**EXERCISE REQUIREMENTS:**
Search the material below for the string "title" and list each line that holds it.

**Figure record extracts:**
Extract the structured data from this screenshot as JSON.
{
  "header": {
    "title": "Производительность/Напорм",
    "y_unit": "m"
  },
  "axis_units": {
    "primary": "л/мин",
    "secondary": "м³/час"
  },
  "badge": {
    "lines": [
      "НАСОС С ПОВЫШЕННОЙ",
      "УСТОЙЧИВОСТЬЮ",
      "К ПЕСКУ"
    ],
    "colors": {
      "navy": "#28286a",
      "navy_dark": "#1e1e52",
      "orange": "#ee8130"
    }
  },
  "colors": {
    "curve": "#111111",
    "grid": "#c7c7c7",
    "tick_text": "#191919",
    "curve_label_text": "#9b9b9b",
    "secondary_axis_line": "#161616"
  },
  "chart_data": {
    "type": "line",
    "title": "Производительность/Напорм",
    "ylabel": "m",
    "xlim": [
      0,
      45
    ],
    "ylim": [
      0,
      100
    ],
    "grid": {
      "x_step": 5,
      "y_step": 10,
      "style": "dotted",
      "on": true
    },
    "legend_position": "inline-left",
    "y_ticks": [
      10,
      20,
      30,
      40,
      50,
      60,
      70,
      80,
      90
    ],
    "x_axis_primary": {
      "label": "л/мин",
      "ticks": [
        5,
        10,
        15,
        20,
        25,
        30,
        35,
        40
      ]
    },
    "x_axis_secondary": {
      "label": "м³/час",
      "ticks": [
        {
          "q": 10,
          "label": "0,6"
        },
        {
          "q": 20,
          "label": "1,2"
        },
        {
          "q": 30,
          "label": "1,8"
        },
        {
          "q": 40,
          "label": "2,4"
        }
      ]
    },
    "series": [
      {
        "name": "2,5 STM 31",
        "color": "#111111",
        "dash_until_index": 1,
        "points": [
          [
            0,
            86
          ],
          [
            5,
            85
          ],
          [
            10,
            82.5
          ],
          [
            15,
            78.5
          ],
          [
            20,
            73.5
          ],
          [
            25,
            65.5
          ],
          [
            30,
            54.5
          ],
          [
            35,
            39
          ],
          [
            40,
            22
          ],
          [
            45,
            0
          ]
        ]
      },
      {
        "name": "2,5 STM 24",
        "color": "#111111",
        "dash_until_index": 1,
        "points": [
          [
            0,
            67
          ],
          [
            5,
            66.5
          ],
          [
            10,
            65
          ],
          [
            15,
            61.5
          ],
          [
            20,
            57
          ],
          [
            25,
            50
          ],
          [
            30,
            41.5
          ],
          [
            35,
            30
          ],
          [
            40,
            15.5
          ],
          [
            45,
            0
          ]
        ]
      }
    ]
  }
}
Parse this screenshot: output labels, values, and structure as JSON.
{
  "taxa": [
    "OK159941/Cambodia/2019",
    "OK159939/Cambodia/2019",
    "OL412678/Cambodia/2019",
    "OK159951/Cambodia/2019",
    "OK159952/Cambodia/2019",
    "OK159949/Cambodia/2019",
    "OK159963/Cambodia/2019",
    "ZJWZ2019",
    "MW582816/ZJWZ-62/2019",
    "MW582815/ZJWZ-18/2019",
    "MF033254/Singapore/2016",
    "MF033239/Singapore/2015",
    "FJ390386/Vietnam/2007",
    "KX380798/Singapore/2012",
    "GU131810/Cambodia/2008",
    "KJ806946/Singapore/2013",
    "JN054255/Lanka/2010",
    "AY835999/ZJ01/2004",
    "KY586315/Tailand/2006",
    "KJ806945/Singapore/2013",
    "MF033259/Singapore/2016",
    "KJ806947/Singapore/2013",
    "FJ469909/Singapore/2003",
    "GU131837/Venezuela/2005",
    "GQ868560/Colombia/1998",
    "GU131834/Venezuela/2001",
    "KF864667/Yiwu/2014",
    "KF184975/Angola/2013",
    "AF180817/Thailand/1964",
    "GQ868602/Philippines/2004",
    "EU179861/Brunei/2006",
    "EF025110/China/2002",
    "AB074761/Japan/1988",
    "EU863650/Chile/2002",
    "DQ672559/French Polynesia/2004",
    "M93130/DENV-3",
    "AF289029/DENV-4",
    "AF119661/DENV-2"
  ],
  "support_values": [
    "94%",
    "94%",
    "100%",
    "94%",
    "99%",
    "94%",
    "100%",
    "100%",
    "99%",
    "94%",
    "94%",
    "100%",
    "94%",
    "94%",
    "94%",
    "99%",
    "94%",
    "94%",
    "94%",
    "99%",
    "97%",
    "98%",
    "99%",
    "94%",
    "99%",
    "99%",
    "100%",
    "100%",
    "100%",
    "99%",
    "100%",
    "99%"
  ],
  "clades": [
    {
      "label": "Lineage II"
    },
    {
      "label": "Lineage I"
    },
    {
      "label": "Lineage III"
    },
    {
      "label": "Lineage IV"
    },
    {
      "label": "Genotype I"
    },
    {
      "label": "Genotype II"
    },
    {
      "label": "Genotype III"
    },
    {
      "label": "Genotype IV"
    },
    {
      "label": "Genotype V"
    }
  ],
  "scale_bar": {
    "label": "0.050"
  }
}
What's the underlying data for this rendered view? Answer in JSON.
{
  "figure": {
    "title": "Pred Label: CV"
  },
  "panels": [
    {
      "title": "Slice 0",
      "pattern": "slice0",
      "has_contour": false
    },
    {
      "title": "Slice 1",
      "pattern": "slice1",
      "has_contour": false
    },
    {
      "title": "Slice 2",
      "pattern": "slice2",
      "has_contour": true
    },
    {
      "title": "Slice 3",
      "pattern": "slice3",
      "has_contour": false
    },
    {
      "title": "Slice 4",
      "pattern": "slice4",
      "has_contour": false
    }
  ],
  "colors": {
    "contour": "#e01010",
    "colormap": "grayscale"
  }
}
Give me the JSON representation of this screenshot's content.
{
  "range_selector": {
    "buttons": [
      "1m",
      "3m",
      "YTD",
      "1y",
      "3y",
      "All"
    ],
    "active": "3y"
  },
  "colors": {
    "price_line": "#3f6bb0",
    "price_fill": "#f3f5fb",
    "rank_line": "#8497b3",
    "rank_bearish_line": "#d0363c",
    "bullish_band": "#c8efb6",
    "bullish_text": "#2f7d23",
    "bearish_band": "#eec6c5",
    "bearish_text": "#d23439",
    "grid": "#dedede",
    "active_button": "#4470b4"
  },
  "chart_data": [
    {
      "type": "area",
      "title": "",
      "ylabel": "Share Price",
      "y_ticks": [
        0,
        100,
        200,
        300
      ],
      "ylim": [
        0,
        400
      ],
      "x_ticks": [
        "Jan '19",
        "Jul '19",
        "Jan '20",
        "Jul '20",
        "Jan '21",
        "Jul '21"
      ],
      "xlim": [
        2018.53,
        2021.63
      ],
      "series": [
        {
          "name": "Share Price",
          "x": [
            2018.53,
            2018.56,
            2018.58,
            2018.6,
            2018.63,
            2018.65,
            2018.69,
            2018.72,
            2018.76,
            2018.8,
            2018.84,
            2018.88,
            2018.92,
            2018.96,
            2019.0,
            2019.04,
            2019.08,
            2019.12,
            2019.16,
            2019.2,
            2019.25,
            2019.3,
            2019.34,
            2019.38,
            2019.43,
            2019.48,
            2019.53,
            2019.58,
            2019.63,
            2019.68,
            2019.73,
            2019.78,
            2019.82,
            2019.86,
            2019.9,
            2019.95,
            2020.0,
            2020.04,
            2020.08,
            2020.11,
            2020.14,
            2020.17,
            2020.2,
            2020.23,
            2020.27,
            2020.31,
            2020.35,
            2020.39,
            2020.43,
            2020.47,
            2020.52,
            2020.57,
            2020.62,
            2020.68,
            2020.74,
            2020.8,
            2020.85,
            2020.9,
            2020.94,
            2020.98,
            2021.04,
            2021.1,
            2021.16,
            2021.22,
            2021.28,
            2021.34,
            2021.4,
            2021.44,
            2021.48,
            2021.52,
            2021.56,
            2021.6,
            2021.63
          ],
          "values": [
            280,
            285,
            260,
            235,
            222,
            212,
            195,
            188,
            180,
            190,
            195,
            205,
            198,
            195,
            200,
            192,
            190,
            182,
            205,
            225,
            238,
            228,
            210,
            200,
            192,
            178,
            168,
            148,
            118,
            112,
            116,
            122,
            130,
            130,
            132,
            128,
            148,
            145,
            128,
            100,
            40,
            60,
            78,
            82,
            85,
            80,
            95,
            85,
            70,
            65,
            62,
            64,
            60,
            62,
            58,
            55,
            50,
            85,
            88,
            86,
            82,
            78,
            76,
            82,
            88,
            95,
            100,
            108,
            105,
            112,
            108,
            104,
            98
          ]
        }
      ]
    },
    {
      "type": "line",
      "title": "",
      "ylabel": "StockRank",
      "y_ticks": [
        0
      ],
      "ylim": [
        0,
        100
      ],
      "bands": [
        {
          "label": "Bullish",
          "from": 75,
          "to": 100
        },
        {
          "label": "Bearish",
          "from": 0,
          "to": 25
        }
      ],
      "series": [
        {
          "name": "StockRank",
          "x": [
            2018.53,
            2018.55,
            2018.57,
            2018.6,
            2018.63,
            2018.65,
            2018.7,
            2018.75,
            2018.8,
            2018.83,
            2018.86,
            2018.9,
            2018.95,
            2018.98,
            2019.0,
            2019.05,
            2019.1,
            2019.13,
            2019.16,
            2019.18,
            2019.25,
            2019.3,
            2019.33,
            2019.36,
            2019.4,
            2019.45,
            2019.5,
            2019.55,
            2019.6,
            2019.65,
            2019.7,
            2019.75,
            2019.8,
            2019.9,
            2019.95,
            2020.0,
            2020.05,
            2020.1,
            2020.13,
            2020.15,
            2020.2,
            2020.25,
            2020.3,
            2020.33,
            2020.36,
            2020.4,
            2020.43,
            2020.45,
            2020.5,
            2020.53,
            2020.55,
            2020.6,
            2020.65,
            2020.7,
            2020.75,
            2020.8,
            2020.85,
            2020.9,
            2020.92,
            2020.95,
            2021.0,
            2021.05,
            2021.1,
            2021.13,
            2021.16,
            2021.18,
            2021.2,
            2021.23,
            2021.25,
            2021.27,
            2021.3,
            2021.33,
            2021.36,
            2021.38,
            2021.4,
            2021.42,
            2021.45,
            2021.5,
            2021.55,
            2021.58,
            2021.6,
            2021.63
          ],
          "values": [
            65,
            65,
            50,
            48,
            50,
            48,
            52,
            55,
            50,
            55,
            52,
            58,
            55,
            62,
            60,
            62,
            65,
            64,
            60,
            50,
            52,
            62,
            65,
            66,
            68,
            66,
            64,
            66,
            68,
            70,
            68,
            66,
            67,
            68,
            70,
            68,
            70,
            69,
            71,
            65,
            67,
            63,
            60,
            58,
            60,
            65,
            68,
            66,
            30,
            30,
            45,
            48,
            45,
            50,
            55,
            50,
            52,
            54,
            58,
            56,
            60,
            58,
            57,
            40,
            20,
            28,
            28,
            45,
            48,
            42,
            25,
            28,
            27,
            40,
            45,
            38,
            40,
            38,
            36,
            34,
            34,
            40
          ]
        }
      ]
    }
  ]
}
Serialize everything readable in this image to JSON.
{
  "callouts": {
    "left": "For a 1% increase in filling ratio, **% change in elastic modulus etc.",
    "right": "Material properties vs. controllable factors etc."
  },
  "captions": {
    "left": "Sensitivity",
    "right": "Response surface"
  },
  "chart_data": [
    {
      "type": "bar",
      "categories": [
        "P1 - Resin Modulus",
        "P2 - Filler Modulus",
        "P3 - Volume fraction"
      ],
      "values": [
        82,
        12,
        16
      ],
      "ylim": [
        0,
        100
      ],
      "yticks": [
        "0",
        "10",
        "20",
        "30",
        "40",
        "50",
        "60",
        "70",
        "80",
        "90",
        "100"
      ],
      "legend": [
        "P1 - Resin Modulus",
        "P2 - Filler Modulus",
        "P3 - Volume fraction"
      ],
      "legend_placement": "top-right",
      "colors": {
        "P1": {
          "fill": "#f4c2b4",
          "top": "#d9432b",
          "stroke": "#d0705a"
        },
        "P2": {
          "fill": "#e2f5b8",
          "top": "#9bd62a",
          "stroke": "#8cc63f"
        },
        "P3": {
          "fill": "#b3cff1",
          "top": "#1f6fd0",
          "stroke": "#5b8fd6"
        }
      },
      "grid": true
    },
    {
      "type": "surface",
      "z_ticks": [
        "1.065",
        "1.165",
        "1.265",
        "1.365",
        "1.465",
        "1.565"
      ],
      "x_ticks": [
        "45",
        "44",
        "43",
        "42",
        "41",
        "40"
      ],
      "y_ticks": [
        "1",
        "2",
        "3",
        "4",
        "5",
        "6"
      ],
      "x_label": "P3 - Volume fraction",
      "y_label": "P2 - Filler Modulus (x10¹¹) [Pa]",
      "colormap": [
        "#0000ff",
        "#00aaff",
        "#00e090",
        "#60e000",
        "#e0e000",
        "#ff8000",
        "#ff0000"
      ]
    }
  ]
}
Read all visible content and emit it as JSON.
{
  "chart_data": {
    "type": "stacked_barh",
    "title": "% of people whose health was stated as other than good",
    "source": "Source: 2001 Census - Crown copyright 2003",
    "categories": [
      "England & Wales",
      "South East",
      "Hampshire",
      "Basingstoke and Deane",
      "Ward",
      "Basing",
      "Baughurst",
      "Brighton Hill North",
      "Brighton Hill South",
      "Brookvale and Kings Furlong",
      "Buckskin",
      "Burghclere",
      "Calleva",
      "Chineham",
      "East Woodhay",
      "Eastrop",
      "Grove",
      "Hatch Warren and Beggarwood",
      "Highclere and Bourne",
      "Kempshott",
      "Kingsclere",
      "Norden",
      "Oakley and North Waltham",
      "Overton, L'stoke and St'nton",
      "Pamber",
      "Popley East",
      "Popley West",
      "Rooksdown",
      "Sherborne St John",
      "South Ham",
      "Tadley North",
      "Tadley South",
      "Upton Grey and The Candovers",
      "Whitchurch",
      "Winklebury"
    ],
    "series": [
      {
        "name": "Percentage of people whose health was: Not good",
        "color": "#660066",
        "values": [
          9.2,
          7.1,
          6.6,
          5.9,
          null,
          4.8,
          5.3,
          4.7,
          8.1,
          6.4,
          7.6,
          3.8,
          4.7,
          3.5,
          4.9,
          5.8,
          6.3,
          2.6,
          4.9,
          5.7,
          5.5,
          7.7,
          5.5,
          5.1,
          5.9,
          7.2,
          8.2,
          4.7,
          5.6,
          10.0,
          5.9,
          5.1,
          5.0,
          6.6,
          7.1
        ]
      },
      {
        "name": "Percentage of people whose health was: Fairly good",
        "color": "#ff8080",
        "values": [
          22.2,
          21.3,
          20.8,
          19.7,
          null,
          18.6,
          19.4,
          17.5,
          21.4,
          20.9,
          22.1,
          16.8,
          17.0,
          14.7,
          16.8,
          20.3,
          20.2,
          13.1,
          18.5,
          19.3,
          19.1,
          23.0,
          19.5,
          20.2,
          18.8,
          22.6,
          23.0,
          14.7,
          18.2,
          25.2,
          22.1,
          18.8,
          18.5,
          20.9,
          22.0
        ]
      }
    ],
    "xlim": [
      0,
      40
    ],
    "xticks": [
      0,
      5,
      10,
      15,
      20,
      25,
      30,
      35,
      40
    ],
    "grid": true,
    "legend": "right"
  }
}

**SOLUTION FOR THIS TASK:**
    "title": "Производительность/Напорм",
    "title": "Производительность/Напорм",
    "title": "Pred Label: CV"
      "title": "Slice 0",
      "title": "Slice 1",
      "title": "Slice 2",
      "title": "Slice 3",
      "title": "Slice 4",
      "title": "",
      "title": "",
    "title": "% of people whose health was stated as other than good",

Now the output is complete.